**STATED PROBLEM**
Isolate every line in the data with the string "heading" and copy it.
** start **
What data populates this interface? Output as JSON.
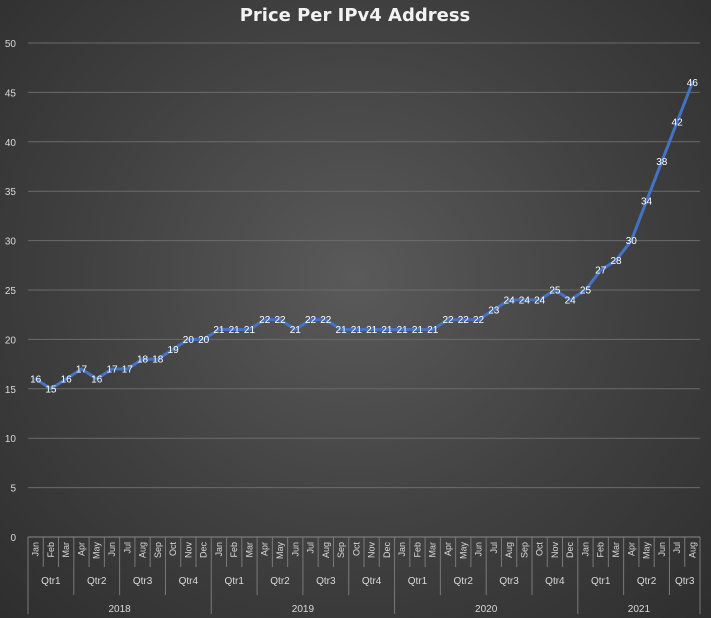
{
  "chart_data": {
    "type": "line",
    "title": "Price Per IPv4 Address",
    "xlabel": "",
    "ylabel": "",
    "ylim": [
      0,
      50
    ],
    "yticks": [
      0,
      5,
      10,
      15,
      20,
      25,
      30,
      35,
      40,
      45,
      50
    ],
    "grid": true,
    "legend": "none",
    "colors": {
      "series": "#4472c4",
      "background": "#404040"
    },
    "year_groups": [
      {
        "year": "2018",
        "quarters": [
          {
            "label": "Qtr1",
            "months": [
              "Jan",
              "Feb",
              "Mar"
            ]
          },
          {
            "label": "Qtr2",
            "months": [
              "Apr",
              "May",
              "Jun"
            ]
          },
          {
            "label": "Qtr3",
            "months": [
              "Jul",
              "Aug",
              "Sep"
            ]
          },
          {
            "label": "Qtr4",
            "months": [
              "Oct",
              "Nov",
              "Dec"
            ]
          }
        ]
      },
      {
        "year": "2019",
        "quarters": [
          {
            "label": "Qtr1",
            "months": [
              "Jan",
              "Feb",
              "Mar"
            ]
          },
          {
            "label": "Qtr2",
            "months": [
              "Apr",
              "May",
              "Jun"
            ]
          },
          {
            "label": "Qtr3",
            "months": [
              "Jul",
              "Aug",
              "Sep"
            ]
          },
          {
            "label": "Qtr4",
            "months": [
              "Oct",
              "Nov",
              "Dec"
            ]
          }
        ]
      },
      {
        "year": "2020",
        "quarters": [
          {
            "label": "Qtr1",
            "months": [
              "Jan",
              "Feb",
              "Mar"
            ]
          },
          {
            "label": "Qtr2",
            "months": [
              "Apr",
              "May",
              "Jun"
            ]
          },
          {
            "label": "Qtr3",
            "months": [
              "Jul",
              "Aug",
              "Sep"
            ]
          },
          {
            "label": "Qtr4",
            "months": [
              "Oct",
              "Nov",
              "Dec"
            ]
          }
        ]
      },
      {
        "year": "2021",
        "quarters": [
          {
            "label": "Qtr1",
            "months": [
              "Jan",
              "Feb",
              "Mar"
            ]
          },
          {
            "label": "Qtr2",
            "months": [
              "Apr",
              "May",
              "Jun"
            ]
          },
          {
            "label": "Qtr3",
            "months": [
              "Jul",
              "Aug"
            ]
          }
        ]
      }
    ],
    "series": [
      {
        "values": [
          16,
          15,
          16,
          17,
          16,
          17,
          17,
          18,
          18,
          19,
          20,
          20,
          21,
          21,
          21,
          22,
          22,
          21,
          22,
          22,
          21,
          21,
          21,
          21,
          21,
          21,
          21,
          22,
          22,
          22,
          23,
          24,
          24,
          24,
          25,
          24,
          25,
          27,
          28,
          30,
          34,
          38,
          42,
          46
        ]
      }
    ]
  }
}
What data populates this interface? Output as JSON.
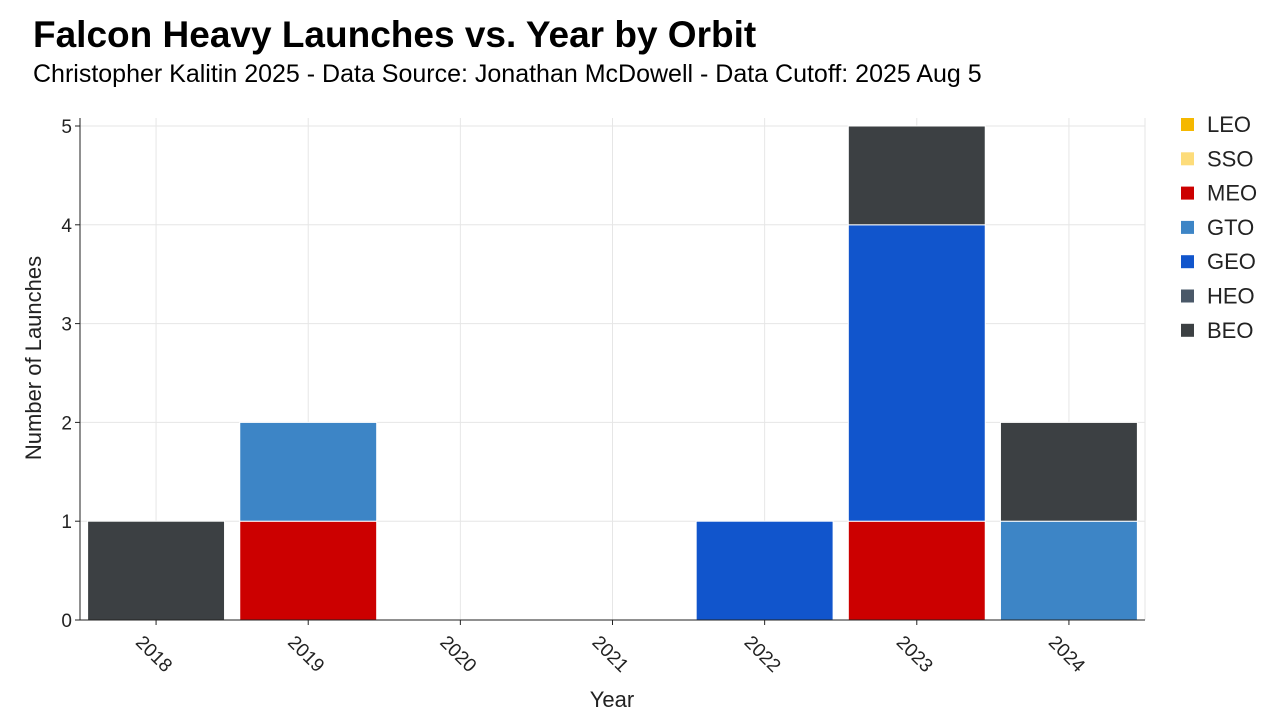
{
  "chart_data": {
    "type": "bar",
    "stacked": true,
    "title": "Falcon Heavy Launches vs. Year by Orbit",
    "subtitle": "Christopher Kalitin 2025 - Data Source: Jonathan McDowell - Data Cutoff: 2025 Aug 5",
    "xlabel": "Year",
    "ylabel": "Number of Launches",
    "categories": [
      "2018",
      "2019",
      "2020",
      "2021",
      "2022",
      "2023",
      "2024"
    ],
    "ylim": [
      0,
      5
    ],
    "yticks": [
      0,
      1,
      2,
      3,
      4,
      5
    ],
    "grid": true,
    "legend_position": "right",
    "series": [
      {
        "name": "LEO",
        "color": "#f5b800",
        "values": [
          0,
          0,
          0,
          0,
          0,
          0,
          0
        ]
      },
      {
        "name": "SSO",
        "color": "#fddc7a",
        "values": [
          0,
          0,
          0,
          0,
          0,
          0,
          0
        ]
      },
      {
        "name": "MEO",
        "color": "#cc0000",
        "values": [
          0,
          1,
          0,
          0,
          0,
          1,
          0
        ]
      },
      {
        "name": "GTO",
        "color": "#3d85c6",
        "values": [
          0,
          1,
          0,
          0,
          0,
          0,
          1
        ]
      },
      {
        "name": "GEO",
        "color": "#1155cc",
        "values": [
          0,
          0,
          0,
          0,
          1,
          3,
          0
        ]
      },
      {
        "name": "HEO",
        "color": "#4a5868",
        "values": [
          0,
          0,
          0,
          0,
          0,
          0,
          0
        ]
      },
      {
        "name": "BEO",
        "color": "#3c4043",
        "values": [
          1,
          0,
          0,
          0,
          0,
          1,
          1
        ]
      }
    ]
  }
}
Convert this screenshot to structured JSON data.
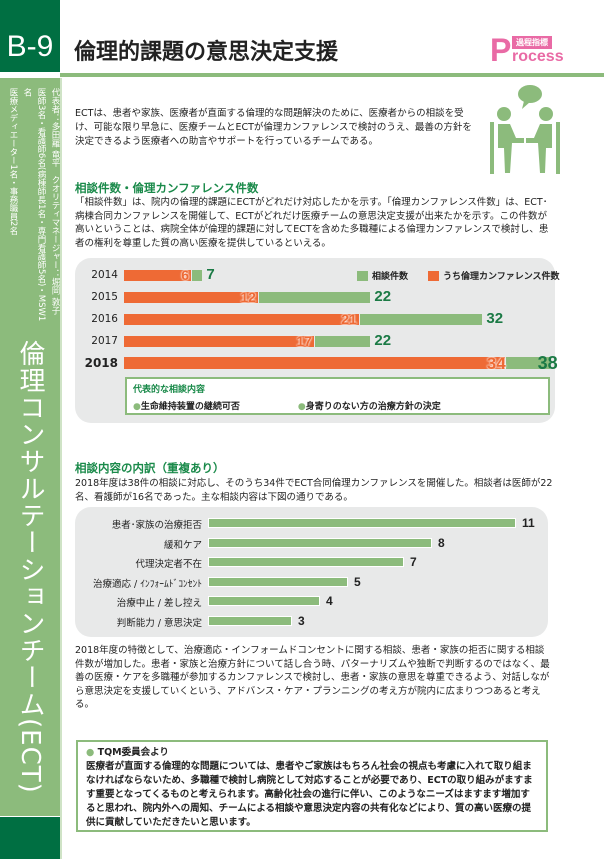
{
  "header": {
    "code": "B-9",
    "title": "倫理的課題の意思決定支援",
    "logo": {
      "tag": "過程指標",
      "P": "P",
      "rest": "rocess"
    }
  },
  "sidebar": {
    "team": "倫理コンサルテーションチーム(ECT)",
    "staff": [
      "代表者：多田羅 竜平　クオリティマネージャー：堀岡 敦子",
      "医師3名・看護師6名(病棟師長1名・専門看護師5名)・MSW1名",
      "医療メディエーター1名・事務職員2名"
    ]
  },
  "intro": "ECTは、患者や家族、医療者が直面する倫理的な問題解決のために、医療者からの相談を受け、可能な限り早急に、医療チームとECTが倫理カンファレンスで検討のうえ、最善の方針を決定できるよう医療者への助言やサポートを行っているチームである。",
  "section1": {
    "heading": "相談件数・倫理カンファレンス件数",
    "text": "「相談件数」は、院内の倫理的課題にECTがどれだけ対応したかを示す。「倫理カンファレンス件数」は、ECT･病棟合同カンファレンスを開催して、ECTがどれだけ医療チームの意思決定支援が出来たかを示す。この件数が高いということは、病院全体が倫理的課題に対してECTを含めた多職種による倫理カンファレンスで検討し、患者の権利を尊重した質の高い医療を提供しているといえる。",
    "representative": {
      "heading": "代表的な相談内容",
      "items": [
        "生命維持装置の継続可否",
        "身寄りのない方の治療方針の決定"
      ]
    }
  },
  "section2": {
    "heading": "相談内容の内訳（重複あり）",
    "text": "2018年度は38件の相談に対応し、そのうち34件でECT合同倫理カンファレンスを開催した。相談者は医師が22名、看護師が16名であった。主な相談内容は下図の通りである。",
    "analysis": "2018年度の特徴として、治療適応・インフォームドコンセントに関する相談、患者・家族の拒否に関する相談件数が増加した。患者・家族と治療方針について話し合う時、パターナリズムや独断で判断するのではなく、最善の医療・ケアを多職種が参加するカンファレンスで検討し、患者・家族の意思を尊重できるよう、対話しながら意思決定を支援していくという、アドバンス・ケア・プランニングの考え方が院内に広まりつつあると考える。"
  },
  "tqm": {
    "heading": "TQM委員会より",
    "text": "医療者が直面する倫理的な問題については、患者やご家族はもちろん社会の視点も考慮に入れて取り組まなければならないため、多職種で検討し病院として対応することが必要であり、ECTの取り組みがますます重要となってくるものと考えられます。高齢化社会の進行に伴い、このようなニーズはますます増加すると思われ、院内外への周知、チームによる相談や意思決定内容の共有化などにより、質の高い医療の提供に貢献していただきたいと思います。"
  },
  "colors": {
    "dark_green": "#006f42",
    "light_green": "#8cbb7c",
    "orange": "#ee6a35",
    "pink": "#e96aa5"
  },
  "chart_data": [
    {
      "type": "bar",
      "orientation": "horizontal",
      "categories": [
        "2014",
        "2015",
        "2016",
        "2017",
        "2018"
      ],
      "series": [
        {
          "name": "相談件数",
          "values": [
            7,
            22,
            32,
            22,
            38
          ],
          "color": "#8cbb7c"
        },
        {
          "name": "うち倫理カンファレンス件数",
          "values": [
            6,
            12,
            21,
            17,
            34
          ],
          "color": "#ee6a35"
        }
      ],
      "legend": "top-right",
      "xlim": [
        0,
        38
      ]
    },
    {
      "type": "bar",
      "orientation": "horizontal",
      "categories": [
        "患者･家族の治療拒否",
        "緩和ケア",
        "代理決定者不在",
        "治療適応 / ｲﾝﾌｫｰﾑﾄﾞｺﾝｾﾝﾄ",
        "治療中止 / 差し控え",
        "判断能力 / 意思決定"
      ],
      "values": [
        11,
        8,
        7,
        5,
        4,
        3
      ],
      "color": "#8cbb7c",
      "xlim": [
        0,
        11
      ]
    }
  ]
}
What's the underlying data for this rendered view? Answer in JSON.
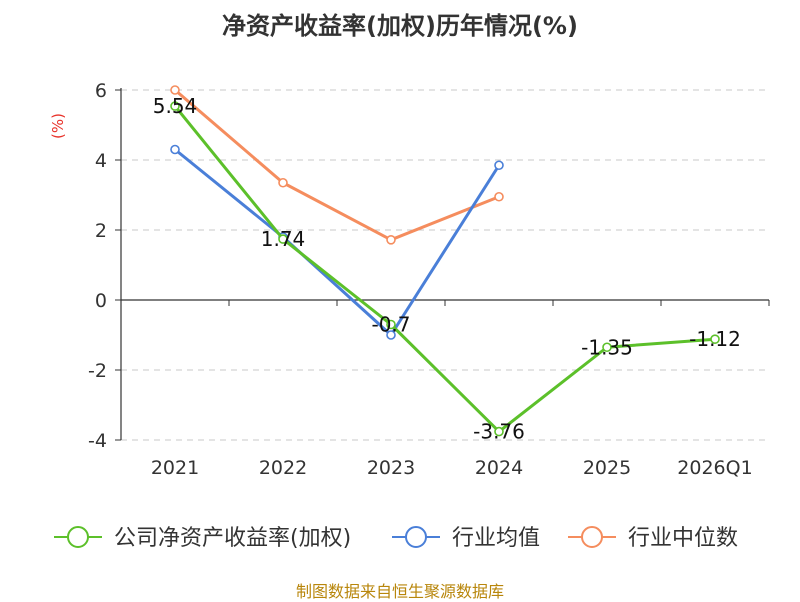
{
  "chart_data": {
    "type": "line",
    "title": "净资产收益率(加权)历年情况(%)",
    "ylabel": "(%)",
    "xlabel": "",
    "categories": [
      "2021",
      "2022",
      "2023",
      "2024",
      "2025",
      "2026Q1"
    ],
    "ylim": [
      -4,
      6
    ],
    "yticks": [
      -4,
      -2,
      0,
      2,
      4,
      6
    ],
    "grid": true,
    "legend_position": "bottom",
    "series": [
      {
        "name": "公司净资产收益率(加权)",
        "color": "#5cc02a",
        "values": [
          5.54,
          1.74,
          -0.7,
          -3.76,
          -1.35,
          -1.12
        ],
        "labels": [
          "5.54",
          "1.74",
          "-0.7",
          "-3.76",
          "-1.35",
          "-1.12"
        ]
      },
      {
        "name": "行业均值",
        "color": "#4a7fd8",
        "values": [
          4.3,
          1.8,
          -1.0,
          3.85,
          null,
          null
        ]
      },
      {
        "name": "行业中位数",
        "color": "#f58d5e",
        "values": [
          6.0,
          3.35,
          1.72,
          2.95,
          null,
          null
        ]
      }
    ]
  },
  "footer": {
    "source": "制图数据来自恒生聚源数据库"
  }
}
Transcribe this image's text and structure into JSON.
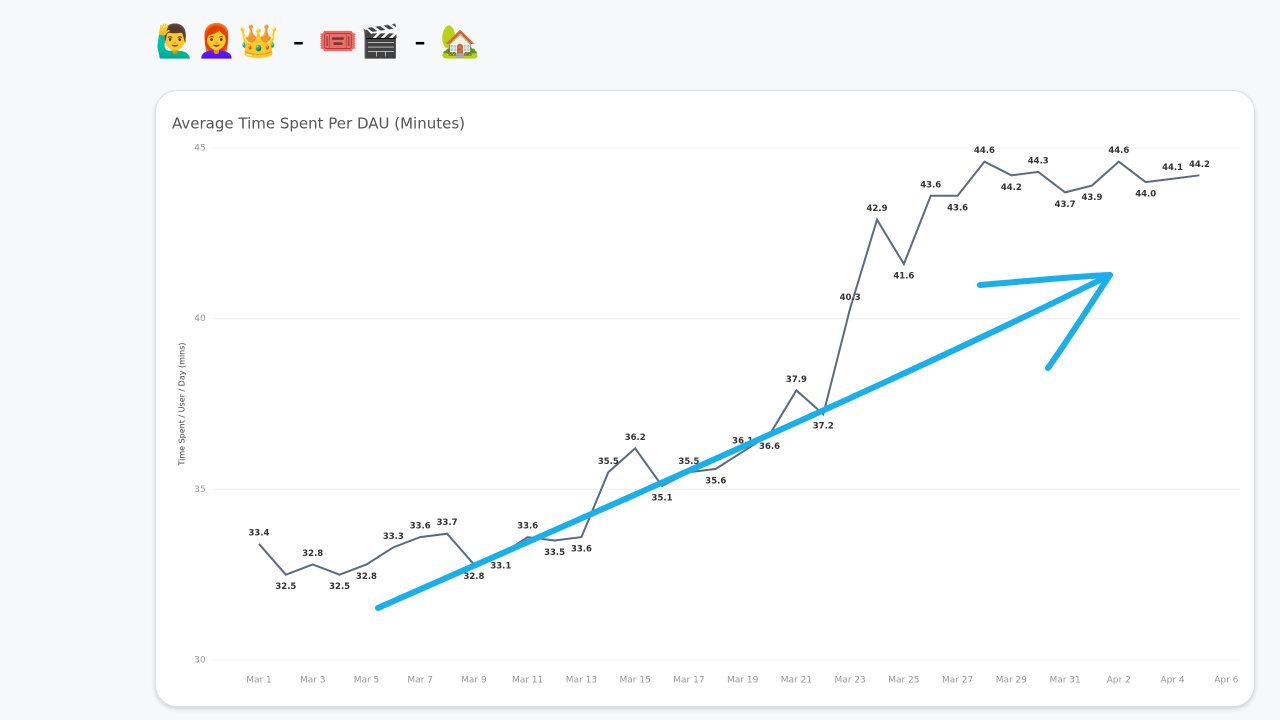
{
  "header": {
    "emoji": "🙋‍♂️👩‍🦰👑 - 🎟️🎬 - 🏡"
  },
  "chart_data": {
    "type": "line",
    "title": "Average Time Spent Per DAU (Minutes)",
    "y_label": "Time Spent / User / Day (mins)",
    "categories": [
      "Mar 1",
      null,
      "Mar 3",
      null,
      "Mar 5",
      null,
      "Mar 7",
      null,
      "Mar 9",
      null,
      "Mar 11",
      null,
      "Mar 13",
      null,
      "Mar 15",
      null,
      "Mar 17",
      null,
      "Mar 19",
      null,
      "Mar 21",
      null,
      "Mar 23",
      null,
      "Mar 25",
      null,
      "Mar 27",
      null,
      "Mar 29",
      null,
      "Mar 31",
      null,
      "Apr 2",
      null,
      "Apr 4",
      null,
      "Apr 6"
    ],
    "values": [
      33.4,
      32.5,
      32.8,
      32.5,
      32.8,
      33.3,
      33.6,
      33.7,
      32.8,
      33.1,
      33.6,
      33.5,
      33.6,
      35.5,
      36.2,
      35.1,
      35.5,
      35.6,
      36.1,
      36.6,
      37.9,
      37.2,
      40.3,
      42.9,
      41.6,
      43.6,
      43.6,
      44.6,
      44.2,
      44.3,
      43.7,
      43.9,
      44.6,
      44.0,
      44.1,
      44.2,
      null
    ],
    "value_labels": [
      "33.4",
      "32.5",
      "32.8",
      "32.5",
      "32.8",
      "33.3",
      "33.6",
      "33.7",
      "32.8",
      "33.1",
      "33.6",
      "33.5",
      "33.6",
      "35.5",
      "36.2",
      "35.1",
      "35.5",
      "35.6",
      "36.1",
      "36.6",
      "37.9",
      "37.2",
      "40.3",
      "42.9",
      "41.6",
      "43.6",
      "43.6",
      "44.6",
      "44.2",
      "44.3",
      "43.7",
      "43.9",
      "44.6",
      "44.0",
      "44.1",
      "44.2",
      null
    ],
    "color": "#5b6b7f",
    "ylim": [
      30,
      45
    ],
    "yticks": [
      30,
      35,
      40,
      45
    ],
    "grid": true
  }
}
** end **
**FULL ANSWER**
    "heading": "相談件数・倫理カンファレンス件数",
      "heading": "代表的な相談内容",
    "heading": "相談内容の内訳（重複あり）",
    "heading": "TQM委員会より",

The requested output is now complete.